[Aim of the exercise]: Copy out the entries below precisely; nothing is to be omitted.

[Given entries]:
============

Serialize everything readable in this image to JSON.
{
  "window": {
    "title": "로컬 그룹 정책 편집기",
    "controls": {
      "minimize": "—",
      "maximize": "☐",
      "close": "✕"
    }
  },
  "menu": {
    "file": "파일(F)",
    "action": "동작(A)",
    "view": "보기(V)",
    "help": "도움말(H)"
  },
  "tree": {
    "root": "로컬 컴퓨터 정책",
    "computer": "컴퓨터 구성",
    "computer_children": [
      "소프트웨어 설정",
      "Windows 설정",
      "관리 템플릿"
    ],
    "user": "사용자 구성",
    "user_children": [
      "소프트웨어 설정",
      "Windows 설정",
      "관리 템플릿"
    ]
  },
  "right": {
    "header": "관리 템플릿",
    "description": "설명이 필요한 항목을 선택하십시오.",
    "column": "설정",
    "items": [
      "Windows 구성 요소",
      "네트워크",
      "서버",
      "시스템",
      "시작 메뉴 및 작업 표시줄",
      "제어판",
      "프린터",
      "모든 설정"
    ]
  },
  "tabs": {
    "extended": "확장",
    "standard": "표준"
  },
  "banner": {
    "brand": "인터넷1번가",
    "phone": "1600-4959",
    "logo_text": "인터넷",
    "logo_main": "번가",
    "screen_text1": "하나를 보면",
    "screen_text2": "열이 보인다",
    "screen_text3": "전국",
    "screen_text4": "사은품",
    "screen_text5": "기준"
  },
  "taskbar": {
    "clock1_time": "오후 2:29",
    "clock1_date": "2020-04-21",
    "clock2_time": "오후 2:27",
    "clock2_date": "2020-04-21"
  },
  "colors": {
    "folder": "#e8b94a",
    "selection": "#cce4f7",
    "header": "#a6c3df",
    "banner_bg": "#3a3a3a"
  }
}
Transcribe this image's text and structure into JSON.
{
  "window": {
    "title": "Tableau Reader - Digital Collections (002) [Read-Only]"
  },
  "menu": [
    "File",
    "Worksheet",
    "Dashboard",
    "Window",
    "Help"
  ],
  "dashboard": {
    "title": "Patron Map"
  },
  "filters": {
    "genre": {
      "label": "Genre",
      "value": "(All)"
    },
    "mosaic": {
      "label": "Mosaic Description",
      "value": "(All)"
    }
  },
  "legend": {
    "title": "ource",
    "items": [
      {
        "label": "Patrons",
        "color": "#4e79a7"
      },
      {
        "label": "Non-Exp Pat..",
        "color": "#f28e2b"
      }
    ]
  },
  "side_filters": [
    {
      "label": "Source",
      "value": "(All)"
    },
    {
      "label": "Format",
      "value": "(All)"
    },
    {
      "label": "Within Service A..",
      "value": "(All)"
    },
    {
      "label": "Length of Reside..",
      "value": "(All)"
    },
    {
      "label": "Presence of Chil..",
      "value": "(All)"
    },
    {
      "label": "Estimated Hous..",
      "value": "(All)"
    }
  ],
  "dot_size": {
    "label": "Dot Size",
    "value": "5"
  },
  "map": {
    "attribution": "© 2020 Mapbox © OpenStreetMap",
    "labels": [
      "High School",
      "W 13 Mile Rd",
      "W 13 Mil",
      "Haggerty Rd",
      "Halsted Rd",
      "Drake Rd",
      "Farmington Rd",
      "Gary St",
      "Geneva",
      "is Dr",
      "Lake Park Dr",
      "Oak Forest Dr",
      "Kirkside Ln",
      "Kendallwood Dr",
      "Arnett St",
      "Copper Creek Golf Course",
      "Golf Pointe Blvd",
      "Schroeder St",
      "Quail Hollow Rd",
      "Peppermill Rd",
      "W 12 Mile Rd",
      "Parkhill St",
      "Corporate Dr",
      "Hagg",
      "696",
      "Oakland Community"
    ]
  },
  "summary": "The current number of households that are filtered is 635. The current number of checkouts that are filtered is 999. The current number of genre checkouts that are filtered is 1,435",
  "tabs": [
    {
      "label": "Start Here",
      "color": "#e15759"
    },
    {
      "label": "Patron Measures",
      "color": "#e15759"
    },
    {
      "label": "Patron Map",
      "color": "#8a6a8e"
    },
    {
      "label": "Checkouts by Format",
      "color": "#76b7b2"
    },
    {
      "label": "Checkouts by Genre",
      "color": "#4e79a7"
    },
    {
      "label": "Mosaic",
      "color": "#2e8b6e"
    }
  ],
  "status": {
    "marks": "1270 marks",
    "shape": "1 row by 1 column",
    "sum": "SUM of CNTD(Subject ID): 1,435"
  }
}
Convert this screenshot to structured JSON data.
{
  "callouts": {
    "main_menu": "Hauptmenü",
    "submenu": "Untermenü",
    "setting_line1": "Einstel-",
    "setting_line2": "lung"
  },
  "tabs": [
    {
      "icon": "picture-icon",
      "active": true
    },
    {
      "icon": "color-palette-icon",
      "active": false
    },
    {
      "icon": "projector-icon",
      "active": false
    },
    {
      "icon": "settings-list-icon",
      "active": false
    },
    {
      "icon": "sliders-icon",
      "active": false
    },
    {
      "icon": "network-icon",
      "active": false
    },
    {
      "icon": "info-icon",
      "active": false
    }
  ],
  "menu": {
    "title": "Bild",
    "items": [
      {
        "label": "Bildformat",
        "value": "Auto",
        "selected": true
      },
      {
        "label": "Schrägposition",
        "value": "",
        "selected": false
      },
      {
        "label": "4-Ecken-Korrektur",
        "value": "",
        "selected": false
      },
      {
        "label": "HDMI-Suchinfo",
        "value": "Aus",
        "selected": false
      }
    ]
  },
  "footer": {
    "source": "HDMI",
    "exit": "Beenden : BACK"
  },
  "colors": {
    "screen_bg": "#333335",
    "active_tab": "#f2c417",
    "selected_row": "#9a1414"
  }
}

============

[The response]:
Serialize everything readable in this image to JSON.
{
  "window": {
    "title": "로컬 그룹 정책 편집기",
    "controls": {
      "minimize": "—",
      "maximize": "☐",
      "close": "✕"
    }
  },
  "menu": {
    "file": "파일(F)",
    "action": "동작(A)",
    "view": "보기(V)",
    "help": "도움말(H)"
  },
  "tree": {
    "root": "로컬 컴퓨터 정책",
    "computer": "컴퓨터 구성",
    "computer_children": [
      "소프트웨어 설정",
      "Windows 설정",
      "관리 템플릿"
    ],
    "user": "사용자 구성",
    "user_children": [
      "소프트웨어 설정",
      "Windows 설정",
      "관리 템플릿"
    ]
  },
  "right": {
    "header": "관리 템플릿",
    "description": "설명이 필요한 항목을 선택하십시오.",
    "column": "설정",
    "items": [
      "Windows 구성 요소",
      "네트워크",
      "서버",
      "시스템",
      "시작 메뉴 및 작업 표시줄",
      "제어판",
      "프린터",
      "모든 설정"
    ]
  },
  "tabs": {
    "extended": "확장",
    "standard": "표준"
  },
  "banner": {
    "brand": "인터넷1번가",
    "phone": "1600-4959",
    "logo_text": "인터넷",
    "logo_main": "번가",
    "screen_text1": "하나를 보면",
    "screen_text2": "열이 보인다",
    "screen_text3": "전국",
    "screen_text4": "사은품",
    "screen_text5": "기준"
  },
  "taskbar": {
    "clock1_time": "오후 2:29",
    "clock1_date": "2020-04-21",
    "clock2_time": "오후 2:27",
    "clock2_date": "2020-04-21"
  },
  "colors": {
    "folder": "#e8b94a",
    "selection": "#cce4f7",
    "header": "#a6c3df",
    "banner_bg": "#3a3a3a"
  }
}
Transcribe this image's text and structure into JSON.
{
  "window": {
    "title": "Tableau Reader - Digital Collections (002) [Read-Only]"
  },
  "menu": [
    "File",
    "Worksheet",
    "Dashboard",
    "Window",
    "Help"
  ],
  "dashboard": {
    "title": "Patron Map"
  },
  "filters": {
    "genre": {
      "label": "Genre",
      "value": "(All)"
    },
    "mosaic": {
      "label": "Mosaic Description",
      "value": "(All)"
    }
  },
  "legend": {
    "title": "ource",
    "items": [
      {
        "label": "Patrons",
        "color": "#4e79a7"
      },
      {
        "label": "Non-Exp Pat..",
        "color": "#f28e2b"
      }
    ]
  },
  "side_filters": [
    {
      "label": "Source",
      "value": "(All)"
    },
    {
      "label": "Format",
      "value": "(All)"
    },
    {
      "label": "Within Service A..",
      "value": "(All)"
    },
    {
      "label": "Length of Reside..",
      "value": "(All)"
    },
    {
      "label": "Presence of Chil..",
      "value": "(All)"
    },
    {
      "label": "Estimated Hous..",
      "value": "(All)"
    }
  ],
  "dot_size": {
    "label": "Dot Size",
    "value": "5"
  },
  "map": {
    "attribution": "© 2020 Mapbox © OpenStreetMap",
    "labels": [
      "High School",
      "W 13 Mile Rd",
      "W 13 Mil",
      "Haggerty Rd",
      "Halsted Rd",
      "Drake Rd",
      "Farmington Rd",
      "Gary St",
      "Geneva",
      "is Dr",
      "Lake Park Dr",
      "Oak Forest Dr",
      "Kirkside Ln",
      "Kendallwood Dr",
      "Arnett St",
      "Copper Creek Golf Course",
      "Golf Pointe Blvd",
      "Schroeder St",
      "Quail Hollow Rd",
      "Peppermill Rd",
      "W 12 Mile Rd",
      "Parkhill St",
      "Corporate Dr",
      "Hagg",
      "696",
      "Oakland Community"
    ]
  },
  "summary": "The current number of households that are filtered is 635. The current number of checkouts that are filtered is 999. The current number of genre checkouts that are filtered is 1,435",
  "tabs": [
    {
      "label": "Start Here",
      "color": "#e15759"
    },
    {
      "label": "Patron Measures",
      "color": "#e15759"
    },
    {
      "label": "Patron Map",
      "color": "#8a6a8e"
    },
    {
      "label": "Checkouts by Format",
      "color": "#76b7b2"
    },
    {
      "label": "Checkouts by Genre",
      "color": "#4e79a7"
    },
    {
      "label": "Mosaic",
      "color": "#2e8b6e"
    }
  ],
  "status": {
    "marks": "1270 marks",
    "shape": "1 row by 1 column",
    "sum": "SUM of CNTD(Subject ID): 1,435"
  }
}
Convert this screenshot to structured JSON data.
{
  "callouts": {
    "main_menu": "Hauptmenü",
    "submenu": "Untermenü",
    "setting_line1": "Einstel-",
    "setting_line2": "lung"
  },
  "tabs": [
    {
      "icon": "picture-icon",
      "active": true
    },
    {
      "icon": "color-palette-icon",
      "active": false
    },
    {
      "icon": "projector-icon",
      "active": false
    },
    {
      "icon": "settings-list-icon",
      "active": false
    },
    {
      "icon": "sliders-icon",
      "active": false
    },
    {
      "icon": "network-icon",
      "active": false
    },
    {
      "icon": "info-icon",
      "active": false
    }
  ],
  "menu": {
    "title": "Bild",
    "items": [
      {
        "label": "Bildformat",
        "value": "Auto",
        "selected": true
      },
      {
        "label": "Schrägposition",
        "value": "",
        "selected": false
      },
      {
        "label": "4-Ecken-Korrektur",
        "value": "",
        "selected": false
      },
      {
        "label": "HDMI-Suchinfo",
        "value": "Aus",
        "selected": false
      }
    ]
  },
  "footer": {
    "source": "HDMI",
    "exit": "Beenden : BACK"
  },
  "colors": {
    "screen_bg": "#333335",
    "active_tab": "#f2c417",
    "selected_row": "#9a1414"
  }
}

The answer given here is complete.